- _WHAT TO WORK ON_:
Look through the data and write out every line with the word "Million" in it.

[Entries with figure data]
· · · · · · ·

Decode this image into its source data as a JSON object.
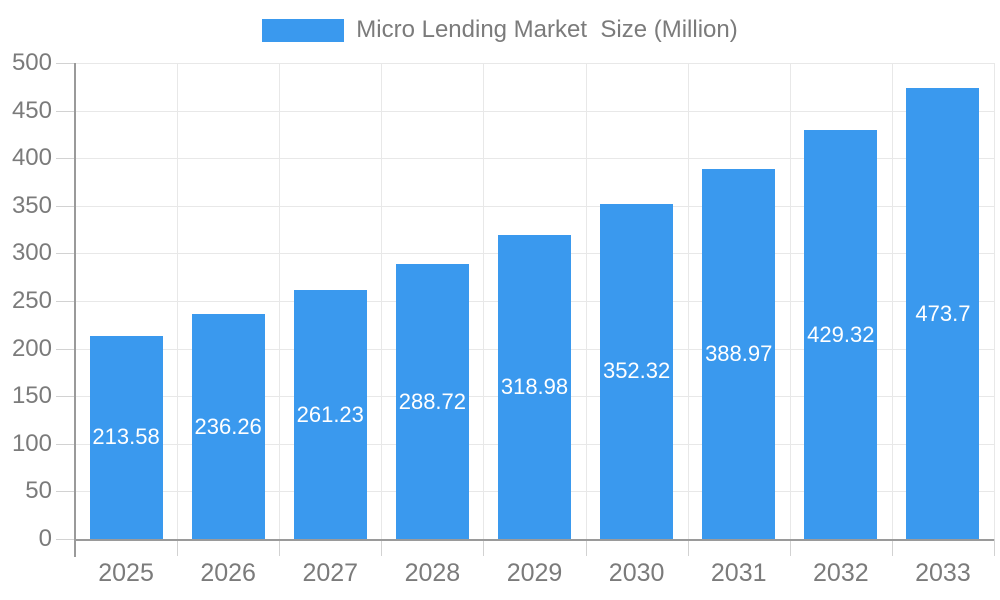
{
  "legend": {
    "label": "Micro Lending Market  Size (Million)"
  },
  "colors": {
    "bar": "#3A99EE",
    "bar_label": "#FFFFFF",
    "grid": "#E8E8E8",
    "axis": "#9A9A9A",
    "tick": "#D2D2D2",
    "axis_label": "#7B7B7B",
    "background": "#FFFFFF"
  },
  "chart_data": {
    "type": "bar",
    "title": "Micro Lending Market  Size (Million)",
    "categories": [
      "2025",
      "2026",
      "2027",
      "2028",
      "2029",
      "2030",
      "2031",
      "2032",
      "2033"
    ],
    "series": [
      {
        "name": "Micro Lending Market  Size (Million)",
        "values": [
          213.58,
          236.26,
          261.23,
          288.72,
          318.98,
          352.32,
          388.97,
          429.32,
          473.7
        ],
        "value_labels": [
          "213.58",
          "236.26",
          "261.23",
          "288.72",
          "318.98",
          "352.32",
          "388.97",
          "429.32",
          "473.7"
        ]
      }
    ],
    "xlabel": "",
    "ylabel": "",
    "ylim": [
      0,
      500
    ],
    "y_ticks": [
      0,
      50,
      100,
      150,
      200,
      250,
      300,
      350,
      400,
      450,
      500
    ],
    "grid": true,
    "legend_position": "top",
    "bar_label_position": "inside-center",
    "value_label_color": "#FFFFFF"
  }
}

· · · · · · ·

- _CORRECT OUTPUT_:
    "label": "Micro Lending Market  Size (Million)"
    "title": "Micro Lending Market  Size (Million)",
        "name": "Micro Lending Market  Size (Million)",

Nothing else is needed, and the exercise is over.